▶ _Provided entries_:
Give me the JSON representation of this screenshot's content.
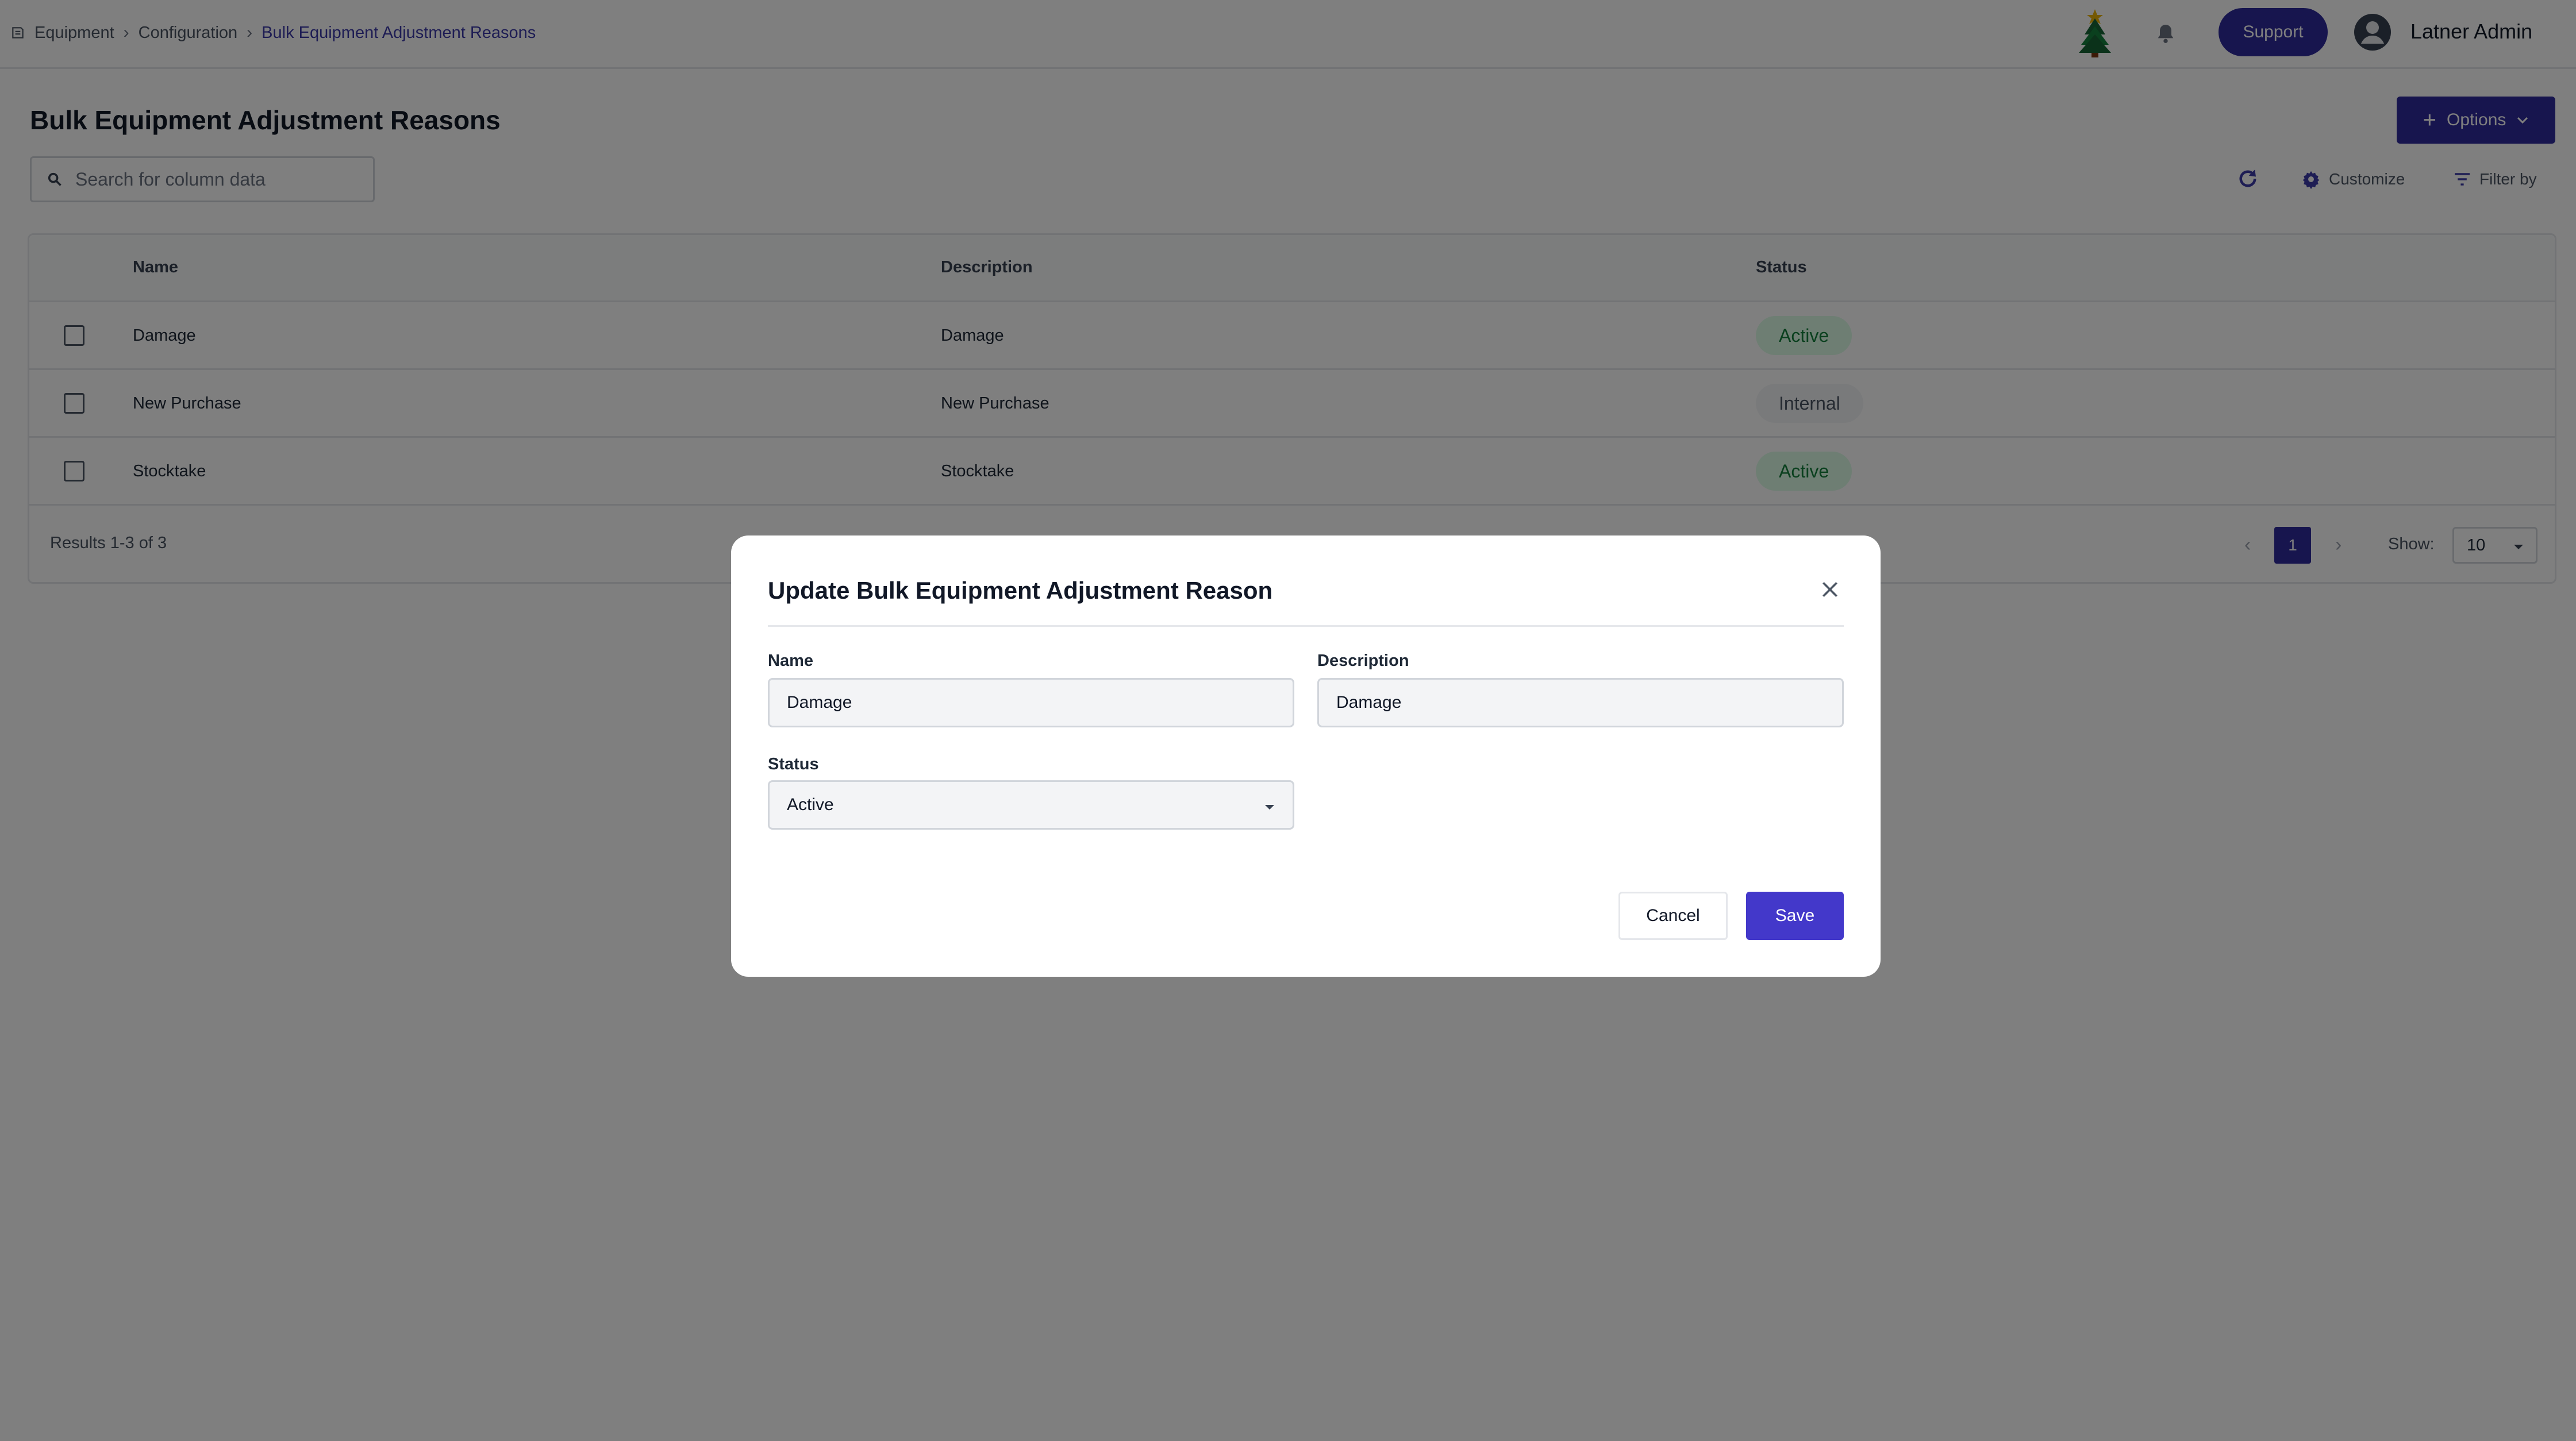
{
  "breadcrumb": {
    "items": [
      "Equipment",
      "Configuration",
      "Bulk Equipment Adjustment Reasons"
    ]
  },
  "header": {
    "support_label": "Support",
    "user_name": "Latner Admin"
  },
  "page": {
    "title": "Bulk Equipment Adjustment Reasons",
    "options_label": "Options",
    "search_placeholder": "Search for column data",
    "customize_label": "Customize",
    "filter_label": "Filter by"
  },
  "table": {
    "columns": [
      "Name",
      "Description",
      "Status"
    ],
    "rows": [
      {
        "name": "Damage",
        "description": "Damage",
        "status": "Active"
      },
      {
        "name": "New Purchase",
        "description": "New Purchase",
        "status": "Internal"
      },
      {
        "name": "Stocktake",
        "description": "Stocktake",
        "status": "Active"
      }
    ],
    "results_text": "Results 1-3 of 3",
    "current_page": "1",
    "show_label": "Show:",
    "page_size": "10"
  },
  "modal": {
    "title": "Update Bulk Equipment Adjustment Reason",
    "name_label": "Name",
    "name_value": "Damage",
    "description_label": "Description",
    "description_value": "Damage",
    "status_label": "Status",
    "status_value": "Active",
    "cancel_label": "Cancel",
    "save_label": "Save"
  },
  "colors": {
    "primary": "#2f2a9c",
    "save": "#4338ca",
    "active_badge_bg": "#dcfce7",
    "active_badge_text": "#15803d"
  },
  "icons": [
    "list-icon",
    "chevron-right-icon",
    "christmas-tree-icon",
    "bell-icon",
    "avatar-icon",
    "plus-icon",
    "chevron-down-icon",
    "search-icon",
    "refresh-icon",
    "gear-icon",
    "filter-icon",
    "close-icon"
  ]
}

▶ _Description of the task_:
Tally the lines holding the string "Purchase" and give only the count.

▶ _Result of this exercise_:
2